begin EXCERPTED RECORDS
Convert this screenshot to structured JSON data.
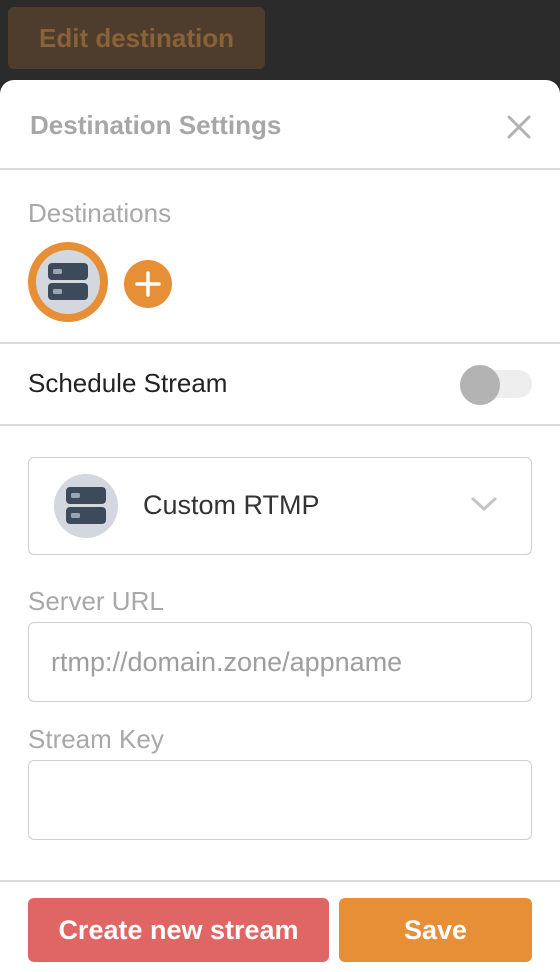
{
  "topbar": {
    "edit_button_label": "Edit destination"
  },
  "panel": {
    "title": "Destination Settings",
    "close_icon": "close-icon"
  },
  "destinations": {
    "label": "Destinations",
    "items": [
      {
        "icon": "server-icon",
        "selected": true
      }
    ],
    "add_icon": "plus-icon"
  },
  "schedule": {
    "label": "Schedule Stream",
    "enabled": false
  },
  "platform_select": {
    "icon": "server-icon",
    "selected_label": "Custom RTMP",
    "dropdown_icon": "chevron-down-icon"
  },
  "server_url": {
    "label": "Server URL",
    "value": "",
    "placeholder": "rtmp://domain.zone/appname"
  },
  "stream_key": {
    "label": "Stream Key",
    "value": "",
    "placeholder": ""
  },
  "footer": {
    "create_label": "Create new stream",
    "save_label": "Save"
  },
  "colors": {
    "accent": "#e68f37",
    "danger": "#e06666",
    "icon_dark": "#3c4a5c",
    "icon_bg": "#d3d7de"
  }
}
end EXCERPTED RECORDS
begin EXCERPTED RECORDS
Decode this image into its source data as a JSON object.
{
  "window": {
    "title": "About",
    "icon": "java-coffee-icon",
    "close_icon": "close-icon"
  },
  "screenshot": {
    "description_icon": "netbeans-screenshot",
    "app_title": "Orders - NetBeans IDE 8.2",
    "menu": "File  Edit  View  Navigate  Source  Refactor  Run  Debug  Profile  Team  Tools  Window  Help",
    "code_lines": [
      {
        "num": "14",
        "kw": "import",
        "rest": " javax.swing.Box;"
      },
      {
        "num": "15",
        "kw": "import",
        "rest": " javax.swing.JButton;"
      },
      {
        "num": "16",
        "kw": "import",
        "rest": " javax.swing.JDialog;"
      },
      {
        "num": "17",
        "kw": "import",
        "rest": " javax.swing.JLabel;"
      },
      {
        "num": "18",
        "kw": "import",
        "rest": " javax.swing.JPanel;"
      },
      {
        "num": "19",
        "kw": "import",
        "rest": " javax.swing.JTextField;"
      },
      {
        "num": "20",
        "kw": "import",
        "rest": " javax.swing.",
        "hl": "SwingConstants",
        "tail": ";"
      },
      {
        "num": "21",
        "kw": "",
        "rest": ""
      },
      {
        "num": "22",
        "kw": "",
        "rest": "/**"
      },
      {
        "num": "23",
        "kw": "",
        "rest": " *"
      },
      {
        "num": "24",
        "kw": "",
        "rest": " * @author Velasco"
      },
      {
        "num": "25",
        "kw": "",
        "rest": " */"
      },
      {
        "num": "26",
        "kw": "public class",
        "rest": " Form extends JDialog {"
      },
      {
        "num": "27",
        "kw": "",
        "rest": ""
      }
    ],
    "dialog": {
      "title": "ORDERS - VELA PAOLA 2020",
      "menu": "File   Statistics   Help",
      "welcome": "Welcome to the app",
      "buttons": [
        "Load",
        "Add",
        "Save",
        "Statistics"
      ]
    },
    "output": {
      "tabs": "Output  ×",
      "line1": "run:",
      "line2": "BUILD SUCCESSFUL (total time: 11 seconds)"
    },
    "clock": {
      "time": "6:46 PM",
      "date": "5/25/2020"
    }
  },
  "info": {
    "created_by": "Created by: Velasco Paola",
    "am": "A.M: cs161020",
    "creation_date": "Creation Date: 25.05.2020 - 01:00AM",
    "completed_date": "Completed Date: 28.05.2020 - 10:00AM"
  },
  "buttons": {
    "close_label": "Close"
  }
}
end EXCERPTED RECORDS
begin EXCERPTED RECORDS
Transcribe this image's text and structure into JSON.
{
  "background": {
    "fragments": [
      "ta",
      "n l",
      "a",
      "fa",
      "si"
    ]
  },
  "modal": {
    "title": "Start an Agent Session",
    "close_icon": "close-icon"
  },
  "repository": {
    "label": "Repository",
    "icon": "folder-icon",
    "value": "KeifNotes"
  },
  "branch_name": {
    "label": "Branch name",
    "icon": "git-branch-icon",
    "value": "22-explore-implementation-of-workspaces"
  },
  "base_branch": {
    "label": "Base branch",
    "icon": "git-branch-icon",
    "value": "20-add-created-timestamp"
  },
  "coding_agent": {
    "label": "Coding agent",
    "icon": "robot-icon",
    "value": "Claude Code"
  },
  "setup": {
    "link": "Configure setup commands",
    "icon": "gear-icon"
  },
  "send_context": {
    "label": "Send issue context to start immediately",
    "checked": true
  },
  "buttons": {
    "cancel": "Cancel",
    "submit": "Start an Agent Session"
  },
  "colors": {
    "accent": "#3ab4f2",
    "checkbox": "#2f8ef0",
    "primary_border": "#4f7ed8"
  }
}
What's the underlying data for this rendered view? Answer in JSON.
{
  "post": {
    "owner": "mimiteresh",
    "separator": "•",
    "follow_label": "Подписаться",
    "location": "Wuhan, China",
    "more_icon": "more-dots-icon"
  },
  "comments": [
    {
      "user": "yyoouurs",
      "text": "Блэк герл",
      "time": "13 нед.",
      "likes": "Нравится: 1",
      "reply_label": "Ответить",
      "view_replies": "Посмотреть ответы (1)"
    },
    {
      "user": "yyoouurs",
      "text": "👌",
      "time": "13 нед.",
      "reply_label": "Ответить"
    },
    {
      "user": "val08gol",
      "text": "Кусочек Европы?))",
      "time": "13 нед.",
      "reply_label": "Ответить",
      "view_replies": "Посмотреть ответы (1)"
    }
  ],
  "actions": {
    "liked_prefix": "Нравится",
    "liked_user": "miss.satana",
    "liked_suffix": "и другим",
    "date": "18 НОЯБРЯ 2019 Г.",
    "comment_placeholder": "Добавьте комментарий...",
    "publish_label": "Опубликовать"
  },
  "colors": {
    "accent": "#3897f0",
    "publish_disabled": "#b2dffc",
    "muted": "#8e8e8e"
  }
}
end EXCERPTED RECORDS
Take every line from the data above that holds "value" and copy it out.

    "value": "",
    "value": "",
    "value": "KeifNotes"
    "value": "22-explore-implementation-of-workspaces"
    "value": "20-add-created-timestamp"
    "value": "Claude Code"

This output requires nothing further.